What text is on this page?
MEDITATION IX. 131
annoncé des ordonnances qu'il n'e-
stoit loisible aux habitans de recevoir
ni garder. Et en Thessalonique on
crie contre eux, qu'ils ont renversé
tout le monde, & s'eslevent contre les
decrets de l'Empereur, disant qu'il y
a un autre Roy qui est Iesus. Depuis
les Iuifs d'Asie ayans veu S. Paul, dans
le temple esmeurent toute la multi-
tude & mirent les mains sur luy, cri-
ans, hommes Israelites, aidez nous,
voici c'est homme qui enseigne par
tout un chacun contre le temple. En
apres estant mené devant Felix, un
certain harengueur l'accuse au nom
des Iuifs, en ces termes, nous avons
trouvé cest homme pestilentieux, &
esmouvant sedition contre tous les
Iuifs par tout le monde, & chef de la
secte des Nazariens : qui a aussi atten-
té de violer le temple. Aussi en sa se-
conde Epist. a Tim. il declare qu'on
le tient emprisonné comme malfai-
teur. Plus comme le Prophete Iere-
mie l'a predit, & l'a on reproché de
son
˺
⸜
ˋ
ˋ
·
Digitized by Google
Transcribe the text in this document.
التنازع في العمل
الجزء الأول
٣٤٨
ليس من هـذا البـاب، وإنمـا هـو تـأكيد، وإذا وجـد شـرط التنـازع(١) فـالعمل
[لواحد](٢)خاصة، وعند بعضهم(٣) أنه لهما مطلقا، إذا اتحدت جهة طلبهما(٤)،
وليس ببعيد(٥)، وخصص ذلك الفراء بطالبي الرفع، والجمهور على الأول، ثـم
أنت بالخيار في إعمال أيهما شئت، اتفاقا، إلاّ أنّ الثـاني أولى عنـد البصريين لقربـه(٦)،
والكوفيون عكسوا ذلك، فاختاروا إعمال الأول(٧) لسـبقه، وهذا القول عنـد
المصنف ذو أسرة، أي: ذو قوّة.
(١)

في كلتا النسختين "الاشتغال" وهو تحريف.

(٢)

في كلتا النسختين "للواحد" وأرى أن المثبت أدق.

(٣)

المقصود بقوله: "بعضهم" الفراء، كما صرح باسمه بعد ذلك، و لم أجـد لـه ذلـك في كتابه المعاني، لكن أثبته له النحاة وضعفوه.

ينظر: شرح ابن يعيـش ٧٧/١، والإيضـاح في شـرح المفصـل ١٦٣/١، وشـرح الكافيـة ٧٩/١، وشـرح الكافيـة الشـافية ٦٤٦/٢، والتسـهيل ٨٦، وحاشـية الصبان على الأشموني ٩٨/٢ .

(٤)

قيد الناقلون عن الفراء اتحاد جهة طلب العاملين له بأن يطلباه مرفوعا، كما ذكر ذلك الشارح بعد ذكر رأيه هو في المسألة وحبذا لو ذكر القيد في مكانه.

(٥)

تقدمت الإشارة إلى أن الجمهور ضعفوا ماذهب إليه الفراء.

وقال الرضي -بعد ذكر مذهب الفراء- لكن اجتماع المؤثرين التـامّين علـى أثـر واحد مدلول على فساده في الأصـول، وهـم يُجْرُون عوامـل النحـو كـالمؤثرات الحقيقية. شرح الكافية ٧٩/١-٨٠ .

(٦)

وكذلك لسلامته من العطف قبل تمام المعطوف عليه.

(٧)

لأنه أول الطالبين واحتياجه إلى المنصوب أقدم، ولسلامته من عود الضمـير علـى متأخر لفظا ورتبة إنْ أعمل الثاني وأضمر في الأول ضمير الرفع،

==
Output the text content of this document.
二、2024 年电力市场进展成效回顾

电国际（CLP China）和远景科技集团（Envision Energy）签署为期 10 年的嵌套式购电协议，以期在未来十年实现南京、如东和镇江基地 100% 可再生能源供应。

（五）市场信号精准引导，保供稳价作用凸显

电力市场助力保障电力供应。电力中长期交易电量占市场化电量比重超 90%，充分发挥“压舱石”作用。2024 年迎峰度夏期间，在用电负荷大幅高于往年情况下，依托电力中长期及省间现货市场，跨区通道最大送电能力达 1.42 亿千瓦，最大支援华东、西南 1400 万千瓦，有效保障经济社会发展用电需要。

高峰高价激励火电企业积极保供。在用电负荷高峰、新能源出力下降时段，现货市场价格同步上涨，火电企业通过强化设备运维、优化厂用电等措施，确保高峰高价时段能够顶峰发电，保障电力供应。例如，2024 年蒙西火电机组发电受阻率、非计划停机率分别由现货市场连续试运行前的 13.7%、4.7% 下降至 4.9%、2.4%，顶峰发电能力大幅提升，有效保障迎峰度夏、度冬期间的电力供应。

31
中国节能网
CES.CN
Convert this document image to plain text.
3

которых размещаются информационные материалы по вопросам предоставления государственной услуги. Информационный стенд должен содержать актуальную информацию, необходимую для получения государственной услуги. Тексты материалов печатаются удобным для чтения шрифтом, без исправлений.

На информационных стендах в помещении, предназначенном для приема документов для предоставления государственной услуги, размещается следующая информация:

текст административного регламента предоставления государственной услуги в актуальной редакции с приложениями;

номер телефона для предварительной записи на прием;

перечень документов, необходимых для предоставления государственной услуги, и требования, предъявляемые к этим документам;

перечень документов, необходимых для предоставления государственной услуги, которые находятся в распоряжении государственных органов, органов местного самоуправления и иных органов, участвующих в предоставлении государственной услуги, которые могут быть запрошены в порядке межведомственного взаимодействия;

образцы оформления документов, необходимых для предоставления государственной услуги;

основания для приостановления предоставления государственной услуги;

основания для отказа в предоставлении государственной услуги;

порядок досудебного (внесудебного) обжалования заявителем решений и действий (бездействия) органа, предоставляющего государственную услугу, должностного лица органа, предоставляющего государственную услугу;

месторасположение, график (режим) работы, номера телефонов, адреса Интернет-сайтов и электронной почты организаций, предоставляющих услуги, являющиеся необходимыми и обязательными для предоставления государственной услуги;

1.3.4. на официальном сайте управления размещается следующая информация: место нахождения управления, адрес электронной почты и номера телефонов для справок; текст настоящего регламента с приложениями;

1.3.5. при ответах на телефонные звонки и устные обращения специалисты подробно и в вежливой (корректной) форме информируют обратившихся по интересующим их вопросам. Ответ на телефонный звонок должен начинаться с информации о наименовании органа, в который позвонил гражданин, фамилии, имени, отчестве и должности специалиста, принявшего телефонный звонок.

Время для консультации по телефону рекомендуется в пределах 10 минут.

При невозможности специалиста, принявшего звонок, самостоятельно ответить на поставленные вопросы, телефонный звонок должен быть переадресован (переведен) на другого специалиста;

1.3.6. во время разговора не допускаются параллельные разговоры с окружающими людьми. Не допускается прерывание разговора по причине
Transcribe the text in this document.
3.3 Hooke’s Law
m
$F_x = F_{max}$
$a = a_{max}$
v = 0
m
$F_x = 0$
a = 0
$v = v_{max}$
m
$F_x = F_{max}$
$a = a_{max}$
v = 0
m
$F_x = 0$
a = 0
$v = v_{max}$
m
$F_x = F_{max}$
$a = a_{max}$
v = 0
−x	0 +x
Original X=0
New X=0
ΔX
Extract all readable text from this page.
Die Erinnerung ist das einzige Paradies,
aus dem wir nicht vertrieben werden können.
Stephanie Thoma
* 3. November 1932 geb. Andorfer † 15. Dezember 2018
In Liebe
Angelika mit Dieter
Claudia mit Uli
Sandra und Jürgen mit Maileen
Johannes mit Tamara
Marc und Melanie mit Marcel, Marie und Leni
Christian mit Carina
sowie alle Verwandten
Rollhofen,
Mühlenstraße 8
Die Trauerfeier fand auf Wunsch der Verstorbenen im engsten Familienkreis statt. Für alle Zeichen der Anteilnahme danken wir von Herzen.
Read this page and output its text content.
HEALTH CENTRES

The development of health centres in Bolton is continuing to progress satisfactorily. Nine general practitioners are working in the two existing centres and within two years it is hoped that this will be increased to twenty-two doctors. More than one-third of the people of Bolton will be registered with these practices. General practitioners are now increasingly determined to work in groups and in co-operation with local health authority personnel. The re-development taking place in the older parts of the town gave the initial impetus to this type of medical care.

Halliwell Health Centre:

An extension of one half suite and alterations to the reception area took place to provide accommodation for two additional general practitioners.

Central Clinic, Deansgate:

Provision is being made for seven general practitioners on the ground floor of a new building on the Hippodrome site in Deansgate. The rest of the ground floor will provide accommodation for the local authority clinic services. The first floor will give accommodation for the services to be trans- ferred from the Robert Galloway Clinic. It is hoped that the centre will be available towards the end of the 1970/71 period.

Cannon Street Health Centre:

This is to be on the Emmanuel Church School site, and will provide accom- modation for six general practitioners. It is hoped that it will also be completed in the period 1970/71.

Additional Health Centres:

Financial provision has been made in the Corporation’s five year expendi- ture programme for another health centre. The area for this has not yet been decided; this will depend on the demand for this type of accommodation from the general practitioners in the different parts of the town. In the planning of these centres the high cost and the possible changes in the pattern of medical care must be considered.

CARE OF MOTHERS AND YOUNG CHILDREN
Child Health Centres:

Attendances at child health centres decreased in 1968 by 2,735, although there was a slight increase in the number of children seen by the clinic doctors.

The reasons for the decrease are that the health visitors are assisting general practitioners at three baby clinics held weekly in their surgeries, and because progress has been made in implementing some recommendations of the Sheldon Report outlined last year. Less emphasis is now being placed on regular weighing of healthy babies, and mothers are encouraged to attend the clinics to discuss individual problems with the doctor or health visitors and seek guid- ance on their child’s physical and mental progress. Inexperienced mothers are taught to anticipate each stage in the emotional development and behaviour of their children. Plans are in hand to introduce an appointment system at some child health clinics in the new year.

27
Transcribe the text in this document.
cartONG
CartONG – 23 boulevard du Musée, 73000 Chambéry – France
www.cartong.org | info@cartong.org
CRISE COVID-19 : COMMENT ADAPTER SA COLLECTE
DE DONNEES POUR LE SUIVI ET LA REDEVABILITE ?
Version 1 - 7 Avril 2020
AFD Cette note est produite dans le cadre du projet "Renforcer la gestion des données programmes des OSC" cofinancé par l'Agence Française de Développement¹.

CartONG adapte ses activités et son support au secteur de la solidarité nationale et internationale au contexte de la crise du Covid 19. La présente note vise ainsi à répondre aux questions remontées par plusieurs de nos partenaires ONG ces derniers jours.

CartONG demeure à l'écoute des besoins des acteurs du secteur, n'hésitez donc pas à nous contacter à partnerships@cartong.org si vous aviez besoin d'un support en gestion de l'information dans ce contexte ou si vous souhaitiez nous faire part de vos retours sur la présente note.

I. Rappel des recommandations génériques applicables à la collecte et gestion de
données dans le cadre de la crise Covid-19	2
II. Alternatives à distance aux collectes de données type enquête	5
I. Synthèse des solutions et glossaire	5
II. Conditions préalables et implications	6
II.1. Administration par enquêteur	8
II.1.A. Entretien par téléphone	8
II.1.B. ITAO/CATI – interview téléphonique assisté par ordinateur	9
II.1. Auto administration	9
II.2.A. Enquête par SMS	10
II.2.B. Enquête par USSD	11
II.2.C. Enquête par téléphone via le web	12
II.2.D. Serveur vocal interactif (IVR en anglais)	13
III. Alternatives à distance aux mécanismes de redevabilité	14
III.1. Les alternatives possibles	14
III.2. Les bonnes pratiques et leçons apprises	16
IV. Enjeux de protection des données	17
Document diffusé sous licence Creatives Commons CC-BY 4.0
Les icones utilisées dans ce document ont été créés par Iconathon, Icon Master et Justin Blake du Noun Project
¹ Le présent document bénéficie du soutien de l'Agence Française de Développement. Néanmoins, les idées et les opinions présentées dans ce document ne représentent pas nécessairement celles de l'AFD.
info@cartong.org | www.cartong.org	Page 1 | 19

> [Prompt]: Only lines with the word "следующая" should be collected from the material.

> [Response to this task]:
На информационных стендах в помещении, предназначенном для приема документов для предоставления государственной услуги, размещается следующая информация:
1.3.4. на официальном сайте управления размещается следующая информация: место нахождения управления, адрес электронной почты и номера телефонов для справок; текст настоящего регламента с приложениями;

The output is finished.